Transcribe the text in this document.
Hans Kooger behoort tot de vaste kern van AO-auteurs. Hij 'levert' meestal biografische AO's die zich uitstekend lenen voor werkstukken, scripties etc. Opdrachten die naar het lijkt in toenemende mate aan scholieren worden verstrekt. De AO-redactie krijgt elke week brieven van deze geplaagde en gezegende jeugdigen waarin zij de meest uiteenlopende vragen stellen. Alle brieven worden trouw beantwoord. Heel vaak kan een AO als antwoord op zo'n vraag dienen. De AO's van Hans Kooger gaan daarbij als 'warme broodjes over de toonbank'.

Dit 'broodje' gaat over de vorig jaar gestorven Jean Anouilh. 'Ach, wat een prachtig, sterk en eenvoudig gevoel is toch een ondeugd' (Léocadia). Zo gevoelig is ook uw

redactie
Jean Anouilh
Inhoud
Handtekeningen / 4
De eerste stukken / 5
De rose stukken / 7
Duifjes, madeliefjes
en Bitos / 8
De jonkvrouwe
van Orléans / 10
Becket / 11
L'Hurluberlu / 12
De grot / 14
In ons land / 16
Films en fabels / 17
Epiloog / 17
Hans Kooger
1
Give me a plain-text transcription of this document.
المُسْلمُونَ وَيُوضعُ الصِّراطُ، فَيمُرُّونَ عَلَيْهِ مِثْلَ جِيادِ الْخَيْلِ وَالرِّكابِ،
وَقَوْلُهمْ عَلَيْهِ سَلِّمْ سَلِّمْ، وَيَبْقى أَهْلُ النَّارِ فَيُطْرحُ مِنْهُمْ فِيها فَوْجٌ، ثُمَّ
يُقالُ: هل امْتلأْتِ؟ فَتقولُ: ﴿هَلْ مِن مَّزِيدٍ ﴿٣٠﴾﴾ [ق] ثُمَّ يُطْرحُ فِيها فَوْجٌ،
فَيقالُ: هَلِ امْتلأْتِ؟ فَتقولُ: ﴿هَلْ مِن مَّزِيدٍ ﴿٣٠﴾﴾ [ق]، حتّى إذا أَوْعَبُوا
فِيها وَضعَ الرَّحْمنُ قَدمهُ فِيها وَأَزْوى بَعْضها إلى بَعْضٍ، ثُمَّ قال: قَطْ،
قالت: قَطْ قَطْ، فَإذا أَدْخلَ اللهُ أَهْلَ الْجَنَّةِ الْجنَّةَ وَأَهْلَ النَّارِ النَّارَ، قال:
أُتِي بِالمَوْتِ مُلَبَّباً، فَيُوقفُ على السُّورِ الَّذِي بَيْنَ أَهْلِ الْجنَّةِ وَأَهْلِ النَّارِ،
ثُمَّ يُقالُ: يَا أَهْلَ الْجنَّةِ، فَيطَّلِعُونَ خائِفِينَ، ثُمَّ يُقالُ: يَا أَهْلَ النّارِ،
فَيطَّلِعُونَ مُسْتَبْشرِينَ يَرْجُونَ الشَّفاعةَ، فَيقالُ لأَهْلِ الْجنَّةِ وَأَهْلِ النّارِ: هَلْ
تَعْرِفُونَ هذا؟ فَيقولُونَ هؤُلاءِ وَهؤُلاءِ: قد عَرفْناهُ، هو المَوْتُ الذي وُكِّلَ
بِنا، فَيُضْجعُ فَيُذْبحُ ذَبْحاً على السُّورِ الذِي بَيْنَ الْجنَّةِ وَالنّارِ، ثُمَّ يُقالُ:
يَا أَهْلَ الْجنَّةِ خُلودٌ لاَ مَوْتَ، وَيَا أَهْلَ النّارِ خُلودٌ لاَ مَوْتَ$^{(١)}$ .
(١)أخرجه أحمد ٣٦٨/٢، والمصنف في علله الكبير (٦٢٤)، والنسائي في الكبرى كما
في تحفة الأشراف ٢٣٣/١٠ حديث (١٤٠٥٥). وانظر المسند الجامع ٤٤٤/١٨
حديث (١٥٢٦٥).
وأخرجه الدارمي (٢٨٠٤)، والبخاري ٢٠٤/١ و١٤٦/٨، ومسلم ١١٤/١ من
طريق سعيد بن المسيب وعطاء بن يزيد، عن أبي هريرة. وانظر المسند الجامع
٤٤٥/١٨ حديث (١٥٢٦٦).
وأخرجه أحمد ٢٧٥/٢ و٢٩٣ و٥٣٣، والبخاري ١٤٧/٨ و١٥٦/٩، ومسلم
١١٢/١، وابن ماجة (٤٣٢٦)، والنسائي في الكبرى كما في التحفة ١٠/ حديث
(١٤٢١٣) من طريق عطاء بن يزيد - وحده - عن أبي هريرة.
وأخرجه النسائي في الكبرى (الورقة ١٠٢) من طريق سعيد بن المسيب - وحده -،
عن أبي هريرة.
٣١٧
+ + +
• [Problem]: All of the data shown above must be copied exactly.

• [Correct output]:
Transcribe the text in this document.
Hans Kooger behoort tot de vaste kern van AO-auteurs. Hij 'levert' meestal biografische AO's die zich uitstekend lenen voor werkstukken, scripties etc. Opdrachten die naar het lijkt in toenemende mate aan scholieren worden verstrekt. De AO-redactie krijgt elke week brieven van deze geplaagde en gezegende jeugdigen waarin zij de meest uiteenlopende vragen stellen. Alle brieven worden trouw beantwoord. Heel vaak kan een AO als antwoord op zo'n vraag dienen. De AO's van Hans Kooger gaan daarbij als 'warme broodjes over de toonbank'.

Dit 'broodje' gaat over de vorig jaar gestorven Jean Anouilh. 'Ach, wat een prachtig, sterk en eenvoudig gevoel is toch een ondeugd' (Léocadia). Zo gevoelig is ook uw

redactie
Jean Anouilh
Inhoud
Handtekeningen / 4
De eerste stukken / 5
De rose stukken / 7
Duifjes, madeliefjes
en Bitos / 8
De jonkvrouwe
van Orléans / 10
Becket / 11
L'Hurluberlu / 12
De grot / 14
In ons land / 16
Films en fabels / 17
Epiloog / 17
Hans Kooger
1
Give me a plain-text transcription of this document.
المُسْلمُونَ وَيُوضعُ الصِّراطُ، فَيمُرُّونَ عَلَيْهِ مِثْلَ جِيادِ الْخَيْلِ وَالرِّكابِ،
وَقَوْلُهمْ عَلَيْهِ سَلِّمْ سَلِّمْ، وَيَبْقى أَهْلُ النَّارِ فَيُطْرحُ مِنْهُمْ فِيها فَوْجٌ، ثُمَّ
يُقالُ: هل امْتلأْتِ؟ فَتقولُ: ﴿هَلْ مِن مَّزِيدٍ ﴿٣٠﴾﴾ [ق] ثُمَّ يُطْرحُ فِيها فَوْجٌ،
فَيقالُ: هَلِ امْتلأْتِ؟ فَتقولُ: ﴿هَلْ مِن مَّزِيدٍ ﴿٣٠﴾﴾ [ق]، حتّى إذا أَوْعَبُوا
فِيها وَضعَ الرَّحْمنُ قَدمهُ فِيها وَأَزْوى بَعْضها إلى بَعْضٍ، ثُمَّ قال: قَطْ،
قالت: قَطْ قَطْ، فَإذا أَدْخلَ اللهُ أَهْلَ الْجَنَّةِ الْجنَّةَ وَأَهْلَ النَّارِ النَّارَ، قال:
أُتِي بِالمَوْتِ مُلَبَّباً، فَيُوقفُ على السُّورِ الَّذِي بَيْنَ أَهْلِ الْجنَّةِ وَأَهْلِ النَّارِ،
ثُمَّ يُقالُ: يَا أَهْلَ الْجنَّةِ، فَيطَّلِعُونَ خائِفِينَ، ثُمَّ يُقالُ: يَا أَهْلَ النّارِ،
فَيطَّلِعُونَ مُسْتَبْشرِينَ يَرْجُونَ الشَّفاعةَ، فَيقالُ لأَهْلِ الْجنَّةِ وَأَهْلِ النّارِ: هَلْ
تَعْرِفُونَ هذا؟ فَيقولُونَ هؤُلاءِ وَهؤُلاءِ: قد عَرفْناهُ، هو المَوْتُ الذي وُكِّلَ
بِنا، فَيُضْجعُ فَيُذْبحُ ذَبْحاً على السُّورِ الذِي بَيْنَ الْجنَّةِ وَالنّارِ، ثُمَّ يُقالُ:
يَا أَهْلَ الْجنَّةِ خُلودٌ لاَ مَوْتَ، وَيَا أَهْلَ النّارِ خُلودٌ لاَ مَوْتَ$^{(١)}$ .
(١)أخرجه أحمد ٣٦٨/٢، والمصنف في علله الكبير (٦٢٤)، والنسائي في الكبرى كما
في تحفة الأشراف ٢٣٣/١٠ حديث (١٤٠٥٥). وانظر المسند الجامع ٤٤٤/١٨
حديث (١٥٢٦٥).
وأخرجه الدارمي (٢٨٠٤)، والبخاري ٢٠٤/١ و١٤٦/٨، ومسلم ١١٤/١ من
طريق سعيد بن المسيب وعطاء بن يزيد، عن أبي هريرة. وانظر المسند الجامع
٤٤٥/١٨ حديث (١٥٢٦٦).
وأخرجه أحمد ٢٧٥/٢ و٢٩٣ و٥٣٣، والبخاري ١٤٧/٨ و١٥٦/٩، ومسلم
١١٢/١، وابن ماجة (٤٣٢٦)، والنسائي في الكبرى كما في التحفة ١٠/ حديث
(١٤٢١٣) من طريق عطاء بن يزيد - وحده - عن أبي هريرة.
وأخرجه النسائي في الكبرى (الورقة ١٠٢) من طريق سعيد بن المسيب - وحده -،
عن أبي هريرة.
٣١٧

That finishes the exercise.